What is needed
Locate the lines of the listing below that hold "name", then copy each of them.

%%

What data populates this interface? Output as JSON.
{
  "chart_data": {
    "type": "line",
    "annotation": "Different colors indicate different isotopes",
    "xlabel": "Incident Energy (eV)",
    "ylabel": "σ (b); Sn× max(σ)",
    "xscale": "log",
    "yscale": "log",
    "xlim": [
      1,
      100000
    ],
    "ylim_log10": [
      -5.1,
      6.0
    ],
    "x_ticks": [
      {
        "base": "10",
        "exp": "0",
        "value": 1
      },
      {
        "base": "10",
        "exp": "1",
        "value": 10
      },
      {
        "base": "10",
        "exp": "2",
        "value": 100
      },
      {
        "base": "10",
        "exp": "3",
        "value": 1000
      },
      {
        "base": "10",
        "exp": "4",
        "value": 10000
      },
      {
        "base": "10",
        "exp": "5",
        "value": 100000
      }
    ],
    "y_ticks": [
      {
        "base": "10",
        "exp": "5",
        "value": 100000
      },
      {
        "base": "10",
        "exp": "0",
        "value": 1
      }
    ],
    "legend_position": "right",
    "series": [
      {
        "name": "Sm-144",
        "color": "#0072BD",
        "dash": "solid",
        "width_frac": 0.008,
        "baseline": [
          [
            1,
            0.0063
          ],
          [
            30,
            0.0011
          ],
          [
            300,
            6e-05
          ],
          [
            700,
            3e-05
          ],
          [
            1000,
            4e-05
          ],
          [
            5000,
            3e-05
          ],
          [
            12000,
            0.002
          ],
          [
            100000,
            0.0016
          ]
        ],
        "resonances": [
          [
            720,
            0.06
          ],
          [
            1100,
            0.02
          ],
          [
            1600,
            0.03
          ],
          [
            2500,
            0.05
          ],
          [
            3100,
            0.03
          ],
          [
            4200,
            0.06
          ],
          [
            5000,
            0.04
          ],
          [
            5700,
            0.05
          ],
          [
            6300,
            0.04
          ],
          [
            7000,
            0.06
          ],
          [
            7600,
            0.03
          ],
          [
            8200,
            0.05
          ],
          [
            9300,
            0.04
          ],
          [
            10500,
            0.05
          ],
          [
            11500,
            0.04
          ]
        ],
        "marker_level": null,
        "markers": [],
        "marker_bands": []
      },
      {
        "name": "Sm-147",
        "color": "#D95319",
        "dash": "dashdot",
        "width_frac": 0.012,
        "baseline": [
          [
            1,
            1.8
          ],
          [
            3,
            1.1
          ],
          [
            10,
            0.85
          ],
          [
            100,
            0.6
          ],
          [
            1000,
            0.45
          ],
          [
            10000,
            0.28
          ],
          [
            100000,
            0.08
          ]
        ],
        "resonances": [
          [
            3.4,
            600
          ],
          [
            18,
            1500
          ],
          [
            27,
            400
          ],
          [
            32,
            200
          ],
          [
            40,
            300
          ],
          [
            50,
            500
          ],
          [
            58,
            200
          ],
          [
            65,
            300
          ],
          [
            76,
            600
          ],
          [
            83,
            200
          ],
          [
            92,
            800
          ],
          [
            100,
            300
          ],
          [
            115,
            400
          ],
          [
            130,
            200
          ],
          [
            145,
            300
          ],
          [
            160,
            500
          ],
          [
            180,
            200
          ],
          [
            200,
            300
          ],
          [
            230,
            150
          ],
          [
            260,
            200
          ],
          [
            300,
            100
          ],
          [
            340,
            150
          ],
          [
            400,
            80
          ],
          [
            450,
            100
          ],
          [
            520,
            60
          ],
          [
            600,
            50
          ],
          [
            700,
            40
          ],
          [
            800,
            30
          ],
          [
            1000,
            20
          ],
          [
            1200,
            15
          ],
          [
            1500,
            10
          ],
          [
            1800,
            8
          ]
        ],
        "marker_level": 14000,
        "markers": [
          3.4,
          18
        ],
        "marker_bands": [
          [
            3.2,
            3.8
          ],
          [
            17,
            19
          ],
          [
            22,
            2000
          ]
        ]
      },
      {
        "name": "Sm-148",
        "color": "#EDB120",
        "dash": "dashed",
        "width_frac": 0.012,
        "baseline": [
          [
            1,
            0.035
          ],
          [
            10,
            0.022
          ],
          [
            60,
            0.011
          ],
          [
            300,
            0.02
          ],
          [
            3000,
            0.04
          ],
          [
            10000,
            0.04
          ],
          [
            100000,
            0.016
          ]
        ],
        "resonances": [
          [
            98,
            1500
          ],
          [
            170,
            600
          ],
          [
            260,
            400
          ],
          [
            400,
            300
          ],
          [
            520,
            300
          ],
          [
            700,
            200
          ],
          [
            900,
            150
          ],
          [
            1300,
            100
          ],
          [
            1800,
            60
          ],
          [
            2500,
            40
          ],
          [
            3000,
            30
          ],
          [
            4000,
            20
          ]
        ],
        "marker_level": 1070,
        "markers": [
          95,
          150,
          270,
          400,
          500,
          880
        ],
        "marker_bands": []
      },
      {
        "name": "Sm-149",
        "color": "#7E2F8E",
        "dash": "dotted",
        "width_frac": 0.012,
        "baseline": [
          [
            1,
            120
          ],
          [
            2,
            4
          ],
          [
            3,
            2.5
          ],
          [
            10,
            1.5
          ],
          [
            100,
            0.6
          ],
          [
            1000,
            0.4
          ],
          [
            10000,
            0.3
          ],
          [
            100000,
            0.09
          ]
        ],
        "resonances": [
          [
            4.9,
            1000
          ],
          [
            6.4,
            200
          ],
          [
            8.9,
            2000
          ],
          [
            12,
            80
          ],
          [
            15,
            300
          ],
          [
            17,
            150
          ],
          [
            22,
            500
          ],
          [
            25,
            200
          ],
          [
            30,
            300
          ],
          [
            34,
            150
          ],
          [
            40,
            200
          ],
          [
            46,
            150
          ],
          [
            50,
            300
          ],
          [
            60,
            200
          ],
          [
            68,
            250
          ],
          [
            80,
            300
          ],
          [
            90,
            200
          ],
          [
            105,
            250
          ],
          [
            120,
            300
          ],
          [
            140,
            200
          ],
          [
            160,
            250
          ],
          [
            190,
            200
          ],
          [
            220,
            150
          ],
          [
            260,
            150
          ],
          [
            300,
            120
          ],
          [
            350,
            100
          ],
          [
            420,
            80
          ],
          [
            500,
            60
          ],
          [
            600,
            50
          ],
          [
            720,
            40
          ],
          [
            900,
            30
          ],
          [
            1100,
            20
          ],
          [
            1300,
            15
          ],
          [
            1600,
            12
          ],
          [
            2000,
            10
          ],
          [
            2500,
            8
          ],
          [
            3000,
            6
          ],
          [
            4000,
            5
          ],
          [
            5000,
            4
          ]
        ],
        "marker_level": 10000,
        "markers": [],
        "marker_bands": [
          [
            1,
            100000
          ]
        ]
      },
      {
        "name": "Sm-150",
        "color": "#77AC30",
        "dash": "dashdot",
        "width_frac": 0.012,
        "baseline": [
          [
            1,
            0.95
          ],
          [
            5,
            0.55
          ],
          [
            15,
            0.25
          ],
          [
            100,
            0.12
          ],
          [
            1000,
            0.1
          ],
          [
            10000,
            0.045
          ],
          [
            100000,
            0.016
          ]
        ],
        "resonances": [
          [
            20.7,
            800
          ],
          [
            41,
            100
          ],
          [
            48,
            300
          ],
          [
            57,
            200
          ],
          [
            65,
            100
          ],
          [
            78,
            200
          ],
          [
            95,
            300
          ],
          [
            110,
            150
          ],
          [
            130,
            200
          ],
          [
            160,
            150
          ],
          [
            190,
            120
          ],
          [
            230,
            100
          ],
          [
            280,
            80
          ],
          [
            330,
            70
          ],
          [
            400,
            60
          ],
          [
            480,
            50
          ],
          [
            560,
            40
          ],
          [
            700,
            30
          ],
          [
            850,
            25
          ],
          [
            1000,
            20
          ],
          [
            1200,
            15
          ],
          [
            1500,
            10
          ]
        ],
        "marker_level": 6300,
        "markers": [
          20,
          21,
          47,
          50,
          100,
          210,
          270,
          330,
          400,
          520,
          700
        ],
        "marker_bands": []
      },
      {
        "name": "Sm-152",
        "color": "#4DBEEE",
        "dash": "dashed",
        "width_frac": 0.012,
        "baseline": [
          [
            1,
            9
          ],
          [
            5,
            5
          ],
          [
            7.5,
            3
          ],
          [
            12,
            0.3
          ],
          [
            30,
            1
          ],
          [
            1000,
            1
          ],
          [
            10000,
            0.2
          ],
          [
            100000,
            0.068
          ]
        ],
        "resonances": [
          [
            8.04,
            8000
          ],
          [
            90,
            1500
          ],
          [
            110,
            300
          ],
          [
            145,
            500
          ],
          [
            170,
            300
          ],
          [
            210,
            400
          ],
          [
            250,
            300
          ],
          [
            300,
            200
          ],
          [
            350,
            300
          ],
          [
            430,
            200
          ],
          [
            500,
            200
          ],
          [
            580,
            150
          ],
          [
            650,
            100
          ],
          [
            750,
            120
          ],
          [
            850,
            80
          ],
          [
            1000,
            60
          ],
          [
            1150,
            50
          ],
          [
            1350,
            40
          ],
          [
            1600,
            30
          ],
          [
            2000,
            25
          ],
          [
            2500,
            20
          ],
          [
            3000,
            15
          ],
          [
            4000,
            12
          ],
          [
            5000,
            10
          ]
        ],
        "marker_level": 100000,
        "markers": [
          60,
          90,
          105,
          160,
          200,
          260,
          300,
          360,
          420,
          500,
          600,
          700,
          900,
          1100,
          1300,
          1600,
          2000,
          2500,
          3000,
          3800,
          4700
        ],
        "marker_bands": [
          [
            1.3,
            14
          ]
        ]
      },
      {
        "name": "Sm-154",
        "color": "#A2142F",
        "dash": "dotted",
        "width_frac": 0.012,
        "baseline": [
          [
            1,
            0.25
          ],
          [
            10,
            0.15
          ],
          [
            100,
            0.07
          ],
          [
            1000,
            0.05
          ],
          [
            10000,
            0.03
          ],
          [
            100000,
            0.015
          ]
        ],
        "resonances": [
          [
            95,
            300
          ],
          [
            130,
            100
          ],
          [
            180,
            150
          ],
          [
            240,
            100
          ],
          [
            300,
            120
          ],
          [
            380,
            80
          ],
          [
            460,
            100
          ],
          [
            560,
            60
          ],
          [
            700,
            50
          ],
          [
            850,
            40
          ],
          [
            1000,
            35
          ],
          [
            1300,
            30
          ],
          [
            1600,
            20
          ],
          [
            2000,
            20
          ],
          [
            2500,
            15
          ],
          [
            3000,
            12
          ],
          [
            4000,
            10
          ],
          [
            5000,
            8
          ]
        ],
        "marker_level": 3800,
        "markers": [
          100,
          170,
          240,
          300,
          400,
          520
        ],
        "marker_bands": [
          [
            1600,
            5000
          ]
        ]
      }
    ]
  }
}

%%

Result
        "name": "Sm-144",
        "name": "Sm-147",
        "name": "Sm-148",
        "name": "Sm-149",
        "name": "Sm-150",
        "name": "Sm-152",
        "name": "Sm-154",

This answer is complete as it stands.